### WRITTEN REQUEST:
Reproduce the full listing below unchanged, apart from the pictures.

### MATERIAL PROVIDED:

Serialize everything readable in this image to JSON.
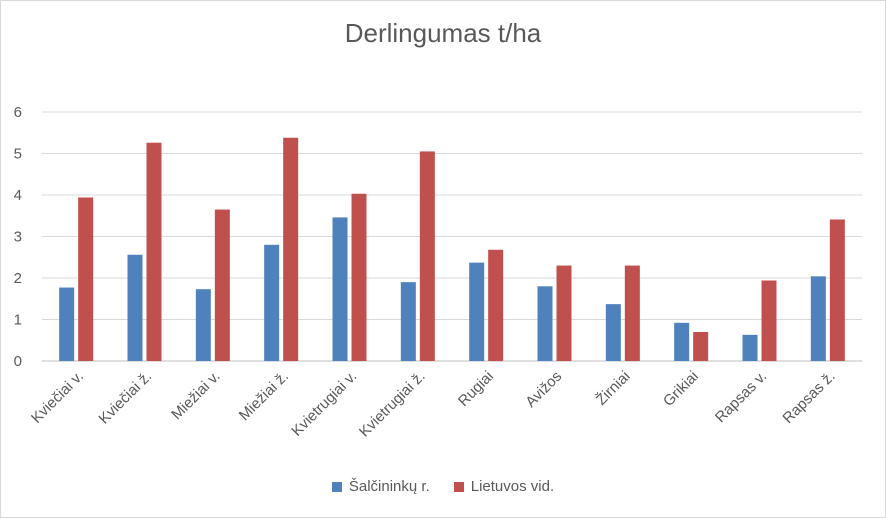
{
  "chart_data": {
    "type": "bar",
    "title": "Derlingumas t/ha",
    "xlabel": "",
    "ylabel": "",
    "ylim": [
      0,
      6
    ],
    "yticks": [
      "0",
      "1",
      "2",
      "3",
      "4",
      "5",
      "6"
    ],
    "grid": true,
    "legend_position": "bottom",
    "categories": [
      "Kviečiai v.",
      "Kviečiai ž.",
      "Miežiai v.",
      "Miežiai ž.",
      "Kvietrugiai v.",
      "Kvietrugiai ž.",
      "Rugiai",
      "Avižos",
      "Žirniai",
      "Grikiai",
      "Rapsas v.",
      "Rapsas ž."
    ],
    "series": [
      {
        "name": "Šalčininkų r.",
        "color": "#4f81bd",
        "values": [
          1.77,
          2.56,
          1.73,
          2.8,
          3.46,
          1.9,
          2.37,
          1.8,
          1.37,
          0.92,
          0.63,
          2.04
        ]
      },
      {
        "name": "Lietuvos vid.",
        "color": "#c0504d",
        "values": [
          3.94,
          5.26,
          3.65,
          5.38,
          4.03,
          5.05,
          2.68,
          2.3,
          2.3,
          0.7,
          1.94,
          3.41
        ]
      }
    ]
  }
}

### COMPLETED TASK:
Serialize everything readable in this image to JSON.
{
  "chart_data": {
    "type": "bar",
    "title": "Derlingumas t/ha",
    "xlabel": "",
    "ylabel": "",
    "ylim": [
      0,
      6
    ],
    "yticks": [
      "0",
      "1",
      "2",
      "3",
      "4",
      "5",
      "6"
    ],
    "grid": true,
    "legend_position": "bottom",
    "categories": [
      "Kviečiai v.",
      "Kviečiai ž.",
      "Miežiai v.",
      "Miežiai ž.",
      "Kvietrugiai v.",
      "Kvietrugiai ž.",
      "Rugiai",
      "Avižos",
      "Žirniai",
      "Grikiai",
      "Rapsas v.",
      "Rapsas ž."
    ],
    "series": [
      {
        "name": "Šalčininkų r.",
        "color": "#4f81bd",
        "values": [
          1.77,
          2.56,
          1.73,
          2.8,
          3.46,
          1.9,
          2.37,
          1.8,
          1.37,
          0.92,
          0.63,
          2.04
        ]
      },
      {
        "name": "Lietuvos vid.",
        "color": "#c0504d",
        "values": [
          3.94,
          5.26,
          3.65,
          5.38,
          4.03,
          5.05,
          2.68,
          2.3,
          2.3,
          0.7,
          1.94,
          3.41
        ]
      }
    ]
  }
}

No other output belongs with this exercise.